→ PROBLEM DETAILS:
Write out the entries below once more, exactly.

→ ROWS:
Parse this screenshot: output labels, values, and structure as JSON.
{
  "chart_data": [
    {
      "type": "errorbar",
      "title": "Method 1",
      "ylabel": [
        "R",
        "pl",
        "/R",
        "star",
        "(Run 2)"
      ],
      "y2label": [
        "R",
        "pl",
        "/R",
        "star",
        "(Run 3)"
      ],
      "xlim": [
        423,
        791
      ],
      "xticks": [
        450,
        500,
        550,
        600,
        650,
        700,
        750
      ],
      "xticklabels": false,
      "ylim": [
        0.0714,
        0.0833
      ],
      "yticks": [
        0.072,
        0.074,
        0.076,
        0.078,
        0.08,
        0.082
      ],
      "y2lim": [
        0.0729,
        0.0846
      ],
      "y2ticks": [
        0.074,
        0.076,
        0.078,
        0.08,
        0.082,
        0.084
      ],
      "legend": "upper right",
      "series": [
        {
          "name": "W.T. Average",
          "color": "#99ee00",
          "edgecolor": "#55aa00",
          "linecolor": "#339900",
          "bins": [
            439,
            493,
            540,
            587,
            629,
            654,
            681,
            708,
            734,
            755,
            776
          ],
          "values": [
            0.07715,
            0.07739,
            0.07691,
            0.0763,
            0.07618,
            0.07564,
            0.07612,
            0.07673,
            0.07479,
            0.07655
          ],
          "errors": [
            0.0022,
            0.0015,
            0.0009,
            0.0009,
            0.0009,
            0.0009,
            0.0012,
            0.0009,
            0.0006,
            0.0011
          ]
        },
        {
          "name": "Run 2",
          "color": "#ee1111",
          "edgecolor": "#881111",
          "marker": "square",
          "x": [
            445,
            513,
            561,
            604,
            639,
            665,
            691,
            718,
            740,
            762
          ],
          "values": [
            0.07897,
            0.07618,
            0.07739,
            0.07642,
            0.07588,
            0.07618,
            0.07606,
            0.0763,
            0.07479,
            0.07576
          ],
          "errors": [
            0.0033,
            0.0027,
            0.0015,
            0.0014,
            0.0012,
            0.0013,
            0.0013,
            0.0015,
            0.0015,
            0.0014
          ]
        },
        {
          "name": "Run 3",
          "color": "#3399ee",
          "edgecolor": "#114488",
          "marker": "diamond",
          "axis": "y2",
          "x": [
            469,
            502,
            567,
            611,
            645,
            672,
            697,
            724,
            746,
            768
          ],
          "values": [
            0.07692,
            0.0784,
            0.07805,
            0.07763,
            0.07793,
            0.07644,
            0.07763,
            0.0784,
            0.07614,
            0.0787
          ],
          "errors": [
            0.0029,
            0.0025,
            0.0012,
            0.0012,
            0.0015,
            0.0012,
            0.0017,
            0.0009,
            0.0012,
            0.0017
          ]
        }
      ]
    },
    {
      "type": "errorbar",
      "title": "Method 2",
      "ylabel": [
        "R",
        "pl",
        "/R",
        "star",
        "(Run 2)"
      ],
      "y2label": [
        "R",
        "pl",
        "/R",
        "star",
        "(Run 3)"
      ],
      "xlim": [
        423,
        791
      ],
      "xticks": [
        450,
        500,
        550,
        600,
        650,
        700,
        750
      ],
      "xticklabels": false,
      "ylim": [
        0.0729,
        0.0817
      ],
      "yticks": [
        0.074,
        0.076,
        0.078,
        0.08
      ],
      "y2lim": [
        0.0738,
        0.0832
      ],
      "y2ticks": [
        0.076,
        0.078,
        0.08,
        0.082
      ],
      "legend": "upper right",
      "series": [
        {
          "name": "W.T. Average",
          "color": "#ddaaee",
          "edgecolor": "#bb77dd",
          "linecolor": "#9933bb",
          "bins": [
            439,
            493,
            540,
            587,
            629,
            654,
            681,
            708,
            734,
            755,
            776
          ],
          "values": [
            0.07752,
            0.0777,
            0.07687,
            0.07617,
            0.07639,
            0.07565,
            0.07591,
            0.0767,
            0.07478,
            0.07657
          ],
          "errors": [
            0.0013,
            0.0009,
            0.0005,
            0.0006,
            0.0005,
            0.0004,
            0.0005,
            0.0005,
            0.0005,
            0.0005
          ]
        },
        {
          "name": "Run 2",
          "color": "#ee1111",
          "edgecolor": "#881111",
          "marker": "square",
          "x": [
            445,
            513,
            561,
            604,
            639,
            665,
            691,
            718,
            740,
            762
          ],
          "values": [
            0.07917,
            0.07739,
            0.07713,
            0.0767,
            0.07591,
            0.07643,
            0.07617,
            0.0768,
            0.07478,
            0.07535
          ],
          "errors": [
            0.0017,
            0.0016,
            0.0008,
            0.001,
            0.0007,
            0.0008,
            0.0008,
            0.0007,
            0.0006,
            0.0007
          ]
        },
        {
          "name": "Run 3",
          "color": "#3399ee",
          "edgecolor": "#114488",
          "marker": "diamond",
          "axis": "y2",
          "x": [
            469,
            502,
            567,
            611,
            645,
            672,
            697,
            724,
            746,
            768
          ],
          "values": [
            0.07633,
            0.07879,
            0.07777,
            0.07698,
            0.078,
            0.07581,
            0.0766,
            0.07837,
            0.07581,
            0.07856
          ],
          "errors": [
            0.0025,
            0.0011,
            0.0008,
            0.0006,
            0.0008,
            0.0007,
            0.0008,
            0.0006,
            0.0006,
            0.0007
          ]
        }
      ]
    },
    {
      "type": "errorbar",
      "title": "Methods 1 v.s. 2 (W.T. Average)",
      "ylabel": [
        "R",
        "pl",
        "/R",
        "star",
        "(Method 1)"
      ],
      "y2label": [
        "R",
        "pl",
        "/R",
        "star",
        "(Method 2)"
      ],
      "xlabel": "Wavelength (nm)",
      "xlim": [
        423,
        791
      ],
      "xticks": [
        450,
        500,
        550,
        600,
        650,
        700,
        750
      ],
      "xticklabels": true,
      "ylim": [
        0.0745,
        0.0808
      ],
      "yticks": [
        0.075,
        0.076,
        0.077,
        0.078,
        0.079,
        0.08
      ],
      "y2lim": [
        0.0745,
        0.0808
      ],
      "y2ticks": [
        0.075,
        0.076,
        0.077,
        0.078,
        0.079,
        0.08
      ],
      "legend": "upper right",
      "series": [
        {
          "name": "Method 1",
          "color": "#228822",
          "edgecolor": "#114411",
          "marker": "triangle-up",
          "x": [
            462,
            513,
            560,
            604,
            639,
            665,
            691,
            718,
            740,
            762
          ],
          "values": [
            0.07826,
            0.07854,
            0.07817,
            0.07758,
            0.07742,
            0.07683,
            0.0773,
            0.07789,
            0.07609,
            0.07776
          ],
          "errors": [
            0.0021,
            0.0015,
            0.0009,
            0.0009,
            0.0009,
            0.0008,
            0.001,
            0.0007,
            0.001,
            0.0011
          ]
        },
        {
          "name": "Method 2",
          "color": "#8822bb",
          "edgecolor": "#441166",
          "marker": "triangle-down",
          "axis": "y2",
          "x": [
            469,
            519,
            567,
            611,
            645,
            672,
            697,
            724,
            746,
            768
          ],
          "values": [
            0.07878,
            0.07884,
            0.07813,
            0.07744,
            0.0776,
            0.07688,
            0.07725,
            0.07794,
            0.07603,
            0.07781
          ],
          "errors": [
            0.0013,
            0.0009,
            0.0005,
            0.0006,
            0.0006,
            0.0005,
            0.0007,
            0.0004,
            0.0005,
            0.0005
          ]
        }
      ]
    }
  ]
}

→ SOLUTION TO THIS EXERCISE:
Parse this screenshot: output labels, values, and structure as JSON.
{
  "chart_data": [
    {
      "type": "errorbar",
      "title": "Method 1",
      "ylabel": [
        "R",
        "pl",
        "/R",
        "star",
        "(Run 2)"
      ],
      "y2label": [
        "R",
        "pl",
        "/R",
        "star",
        "(Run 3)"
      ],
      "xlim": [
        423,
        791
      ],
      "xticks": [
        450,
        500,
        550,
        600,
        650,
        700,
        750
      ],
      "xticklabels": false,
      "ylim": [
        0.0714,
        0.0833
      ],
      "yticks": [
        0.072,
        0.074,
        0.076,
        0.078,
        0.08,
        0.082
      ],
      "y2lim": [
        0.0729,
        0.0846
      ],
      "y2ticks": [
        0.074,
        0.076,
        0.078,
        0.08,
        0.082,
        0.084
      ],
      "legend": "upper right",
      "series": [
        {
          "name": "W.T. Average",
          "color": "#99ee00",
          "edgecolor": "#55aa00",
          "linecolor": "#339900",
          "bins": [
            439,
            493,
            540,
            587,
            629,
            654,
            681,
            708,
            734,
            755,
            776
          ],
          "values": [
            0.07715,
            0.07739,
            0.07691,
            0.0763,
            0.07618,
            0.07564,
            0.07612,
            0.07673,
            0.07479,
            0.07655
          ],
          "errors": [
            0.0022,
            0.0015,
            0.0009,
            0.0009,
            0.0009,
            0.0009,
            0.0012,
            0.0009,
            0.0006,
            0.0011
          ]
        },
        {
          "name": "Run 2",
          "color": "#ee1111",
          "edgecolor": "#881111",
          "marker": "square",
          "x": [
            445,
            513,
            561,
            604,
            639,
            665,
            691,
            718,
            740,
            762
          ],
          "values": [
            0.07897,
            0.07618,
            0.07739,
            0.07642,
            0.07588,
            0.07618,
            0.07606,
            0.0763,
            0.07479,
            0.07576
          ],
          "errors": [
            0.0033,
            0.0027,
            0.0015,
            0.0014,
            0.0012,
            0.0013,
            0.0013,
            0.0015,
            0.0015,
            0.0014
          ]
        },
        {
          "name": "Run 3",
          "color": "#3399ee",
          "edgecolor": "#114488",
          "marker": "diamond",
          "axis": "y2",
          "x": [
            469,
            502,
            567,
            611,
            645,
            672,
            697,
            724,
            746,
            768
          ],
          "values": [
            0.07692,
            0.0784,
            0.07805,
            0.07763,
            0.07793,
            0.07644,
            0.07763,
            0.0784,
            0.07614,
            0.0787
          ],
          "errors": [
            0.0029,
            0.0025,
            0.0012,
            0.0012,
            0.0015,
            0.0012,
            0.0017,
            0.0009,
            0.0012,
            0.0017
          ]
        }
      ]
    },
    {
      "type": "errorbar",
      "title": "Method 2",
      "ylabel": [
        "R",
        "pl",
        "/R",
        "star",
        "(Run 2)"
      ],
      "y2label": [
        "R",
        "pl",
        "/R",
        "star",
        "(Run 3)"
      ],
      "xlim": [
        423,
        791
      ],
      "xticks": [
        450,
        500,
        550,
        600,
        650,
        700,
        750
      ],
      "xticklabels": false,
      "ylim": [
        0.0729,
        0.0817
      ],
      "yticks": [
        0.074,
        0.076,
        0.078,
        0.08
      ],
      "y2lim": [
        0.0738,
        0.0832
      ],
      "y2ticks": [
        0.076,
        0.078,
        0.08,
        0.082
      ],
      "legend": "upper right",
      "series": [
        {
          "name": "W.T. Average",
          "color": "#ddaaee",
          "edgecolor": "#bb77dd",
          "linecolor": "#9933bb",
          "bins": [
            439,
            493,
            540,
            587,
            629,
            654,
            681,
            708,
            734,
            755,
            776
          ],
          "values": [
            0.07752,
            0.0777,
            0.07687,
            0.07617,
            0.07639,
            0.07565,
            0.07591,
            0.0767,
            0.07478,
            0.07657
          ],
          "errors": [
            0.0013,
            0.0009,
            0.0005,
            0.0006,
            0.0005,
            0.0004,
            0.0005,
            0.0005,
            0.0005,
            0.0005
          ]
        },
        {
          "name": "Run 2",
          "color": "#ee1111",
          "edgecolor": "#881111",
          "marker": "square",
          "x": [
            445,
            513,
            561,
            604,
            639,
            665,
            691,
            718,
            740,
            762
          ],
          "values": [
            0.07917,
            0.07739,
            0.07713,
            0.0767,
            0.07591,
            0.07643,
            0.07617,
            0.0768,
            0.07478,
            0.07535
          ],
          "errors": [
            0.0017,
            0.0016,
            0.0008,
            0.001,
            0.0007,
            0.0008,
            0.0008,
            0.0007,
            0.0006,
            0.0007
          ]
        },
        {
          "name": "Run 3",
          "color": "#3399ee",
          "edgecolor": "#114488",
          "marker": "diamond",
          "axis": "y2",
          "x": [
            469,
            502,
            567,
            611,
            645,
            672,
            697,
            724,
            746,
            768
          ],
          "values": [
            0.07633,
            0.07879,
            0.07777,
            0.07698,
            0.078,
            0.07581,
            0.0766,
            0.07837,
            0.07581,
            0.07856
          ],
          "errors": [
            0.0025,
            0.0011,
            0.0008,
            0.0006,
            0.0008,
            0.0007,
            0.0008,
            0.0006,
            0.0006,
            0.0007
          ]
        }
      ]
    },
    {
      "type": "errorbar",
      "title": "Methods 1 v.s. 2 (W.T. Average)",
      "ylabel": [
        "R",
        "pl",
        "/R",
        "star",
        "(Method 1)"
      ],
      "y2label": [
        "R",
        "pl",
        "/R",
        "star",
        "(Method 2)"
      ],
      "xlabel": "Wavelength (nm)",
      "xlim": [
        423,
        791
      ],
      "xticks": [
        450,
        500,
        550,
        600,
        650,
        700,
        750
      ],
      "xticklabels": true,
      "ylim": [
        0.0745,
        0.0808
      ],
      "yticks": [
        0.075,
        0.076,
        0.077,
        0.078,
        0.079,
        0.08
      ],
      "y2lim": [
        0.0745,
        0.0808
      ],
      "y2ticks": [
        0.075,
        0.076,
        0.077,
        0.078,
        0.079,
        0.08
      ],
      "legend": "upper right",
      "series": [
        {
          "name": "Method 1",
          "color": "#228822",
          "edgecolor": "#114411",
          "marker": "triangle-up",
          "x": [
            462,
            513,
            560,
            604,
            639,
            665,
            691,
            718,
            740,
            762
          ],
          "values": [
            0.07826,
            0.07854,
            0.07817,
            0.07758,
            0.07742,
            0.07683,
            0.0773,
            0.07789,
            0.07609,
            0.07776
          ],
          "errors": [
            0.0021,
            0.0015,
            0.0009,
            0.0009,
            0.0009,
            0.0008,
            0.001,
            0.0007,
            0.001,
            0.0011
          ]
        },
        {
          "name": "Method 2",
          "color": "#8822bb",
          "edgecolor": "#441166",
          "marker": "triangle-down",
          "axis": "y2",
          "x": [
            469,
            519,
            567,
            611,
            645,
            672,
            697,
            724,
            746,
            768
          ],
          "values": [
            0.07878,
            0.07884,
            0.07813,
            0.07744,
            0.0776,
            0.07688,
            0.07725,
            0.07794,
            0.07603,
            0.07781
          ],
          "errors": [
            0.0013,
            0.0009,
            0.0005,
            0.0006,
            0.0006,
            0.0005,
            0.0007,
            0.0004,
            0.0005,
            0.0005
          ]
        }
      ]
    }
  ]
}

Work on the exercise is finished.